● **Aim of the task**:
Images embedded in the records are excluded; print everything else exactly as given.

● **Data for this exercise**:
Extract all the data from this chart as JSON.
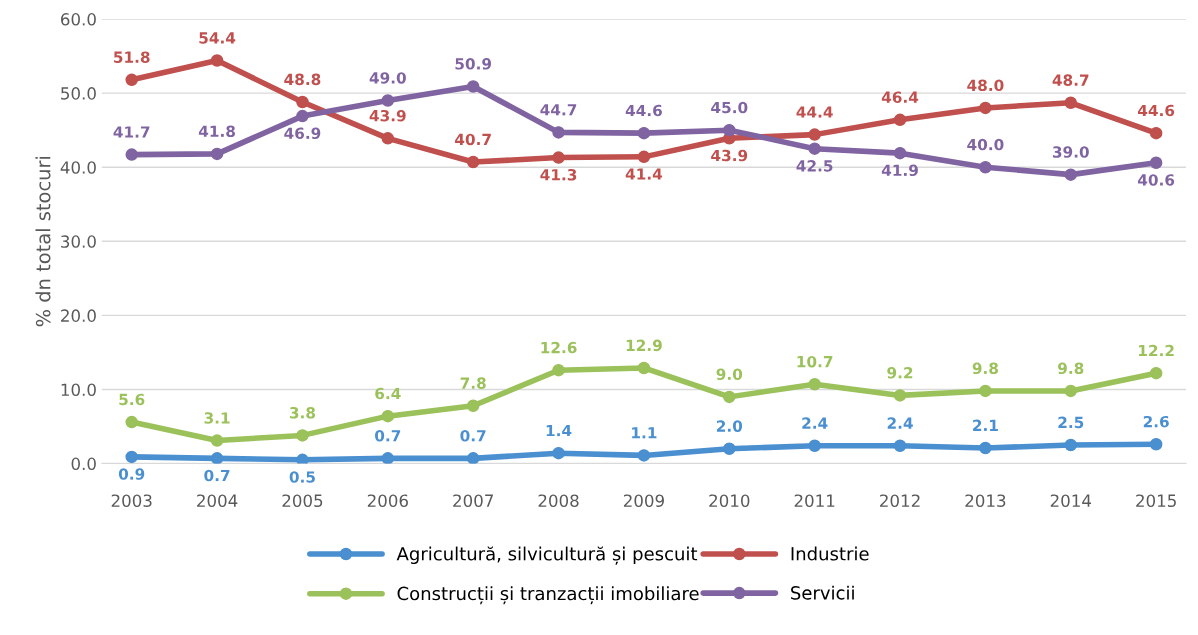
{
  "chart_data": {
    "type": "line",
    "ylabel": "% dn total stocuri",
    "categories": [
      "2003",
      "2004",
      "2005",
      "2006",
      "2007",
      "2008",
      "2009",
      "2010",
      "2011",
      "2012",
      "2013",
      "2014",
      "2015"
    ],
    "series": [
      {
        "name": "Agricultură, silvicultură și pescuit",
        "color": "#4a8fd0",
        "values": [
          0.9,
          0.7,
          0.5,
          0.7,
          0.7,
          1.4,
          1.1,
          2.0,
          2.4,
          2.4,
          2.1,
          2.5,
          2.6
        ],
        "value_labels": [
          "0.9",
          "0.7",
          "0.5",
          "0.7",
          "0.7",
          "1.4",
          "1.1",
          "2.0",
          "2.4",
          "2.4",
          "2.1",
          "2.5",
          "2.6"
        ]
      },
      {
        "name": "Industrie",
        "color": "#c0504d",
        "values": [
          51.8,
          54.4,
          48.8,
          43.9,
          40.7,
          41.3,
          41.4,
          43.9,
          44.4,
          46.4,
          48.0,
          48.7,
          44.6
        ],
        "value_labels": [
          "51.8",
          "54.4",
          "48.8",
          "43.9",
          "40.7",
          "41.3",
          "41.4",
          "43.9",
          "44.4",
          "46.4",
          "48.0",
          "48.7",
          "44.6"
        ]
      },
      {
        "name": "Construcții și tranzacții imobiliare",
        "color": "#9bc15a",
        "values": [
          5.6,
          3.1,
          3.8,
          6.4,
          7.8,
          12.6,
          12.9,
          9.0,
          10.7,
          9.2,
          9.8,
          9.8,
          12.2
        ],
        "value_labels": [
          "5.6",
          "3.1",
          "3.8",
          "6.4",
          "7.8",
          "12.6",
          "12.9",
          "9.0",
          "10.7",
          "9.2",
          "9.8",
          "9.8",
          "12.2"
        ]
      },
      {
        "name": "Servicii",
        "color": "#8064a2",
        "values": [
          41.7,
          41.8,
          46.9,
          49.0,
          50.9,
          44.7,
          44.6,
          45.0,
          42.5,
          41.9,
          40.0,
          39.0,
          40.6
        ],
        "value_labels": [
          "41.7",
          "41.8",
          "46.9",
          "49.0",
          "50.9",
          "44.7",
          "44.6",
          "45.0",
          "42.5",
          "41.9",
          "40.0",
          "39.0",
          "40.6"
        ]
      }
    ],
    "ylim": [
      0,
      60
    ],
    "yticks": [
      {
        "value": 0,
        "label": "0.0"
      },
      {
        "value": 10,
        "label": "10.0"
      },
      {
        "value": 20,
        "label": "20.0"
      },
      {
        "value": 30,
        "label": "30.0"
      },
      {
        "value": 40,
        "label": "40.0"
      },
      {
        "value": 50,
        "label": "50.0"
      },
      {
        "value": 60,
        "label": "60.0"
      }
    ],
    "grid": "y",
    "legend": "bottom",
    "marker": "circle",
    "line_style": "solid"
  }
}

● **Response for this exercise**:
Extract all the data from this chart as JSON.
{
  "chart_data": {
    "type": "line",
    "ylabel": "% dn total stocuri",
    "categories": [
      "2003",
      "2004",
      "2005",
      "2006",
      "2007",
      "2008",
      "2009",
      "2010",
      "2011",
      "2012",
      "2013",
      "2014",
      "2015"
    ],
    "series": [
      {
        "name": "Agricultură, silvicultură și pescuit",
        "color": "#4a8fd0",
        "values": [
          0.9,
          0.7,
          0.5,
          0.7,
          0.7,
          1.4,
          1.1,
          2.0,
          2.4,
          2.4,
          2.1,
          2.5,
          2.6
        ],
        "value_labels": [
          "0.9",
          "0.7",
          "0.5",
          "0.7",
          "0.7",
          "1.4",
          "1.1",
          "2.0",
          "2.4",
          "2.4",
          "2.1",
          "2.5",
          "2.6"
        ]
      },
      {
        "name": "Industrie",
        "color": "#c0504d",
        "values": [
          51.8,
          54.4,
          48.8,
          43.9,
          40.7,
          41.3,
          41.4,
          43.9,
          44.4,
          46.4,
          48.0,
          48.7,
          44.6
        ],
        "value_labels": [
          "51.8",
          "54.4",
          "48.8",
          "43.9",
          "40.7",
          "41.3",
          "41.4",
          "43.9",
          "44.4",
          "46.4",
          "48.0",
          "48.7",
          "44.6"
        ]
      },
      {
        "name": "Construcții și tranzacții imobiliare",
        "color": "#9bc15a",
        "values": [
          5.6,
          3.1,
          3.8,
          6.4,
          7.8,
          12.6,
          12.9,
          9.0,
          10.7,
          9.2,
          9.8,
          9.8,
          12.2
        ],
        "value_labels": [
          "5.6",
          "3.1",
          "3.8",
          "6.4",
          "7.8",
          "12.6",
          "12.9",
          "9.0",
          "10.7",
          "9.2",
          "9.8",
          "9.8",
          "12.2"
        ]
      },
      {
        "name": "Servicii",
        "color": "#8064a2",
        "values": [
          41.7,
          41.8,
          46.9,
          49.0,
          50.9,
          44.7,
          44.6,
          45.0,
          42.5,
          41.9,
          40.0,
          39.0,
          40.6
        ],
        "value_labels": [
          "41.7",
          "41.8",
          "46.9",
          "49.0",
          "50.9",
          "44.7",
          "44.6",
          "45.0",
          "42.5",
          "41.9",
          "40.0",
          "39.0",
          "40.6"
        ]
      }
    ],
    "ylim": [
      0,
      60
    ],
    "yticks": [
      {
        "value": 0,
        "label": "0.0"
      },
      {
        "value": 10,
        "label": "10.0"
      },
      {
        "value": 20,
        "label": "20.0"
      },
      {
        "value": 30,
        "label": "30.0"
      },
      {
        "value": 40,
        "label": "40.0"
      },
      {
        "value": 50,
        "label": "50.0"
      },
      {
        "value": 60,
        "label": "60.0"
      }
    ],
    "grid": "y",
    "legend": "bottom",
    "marker": "circle",
    "line_style": "solid"
  }
}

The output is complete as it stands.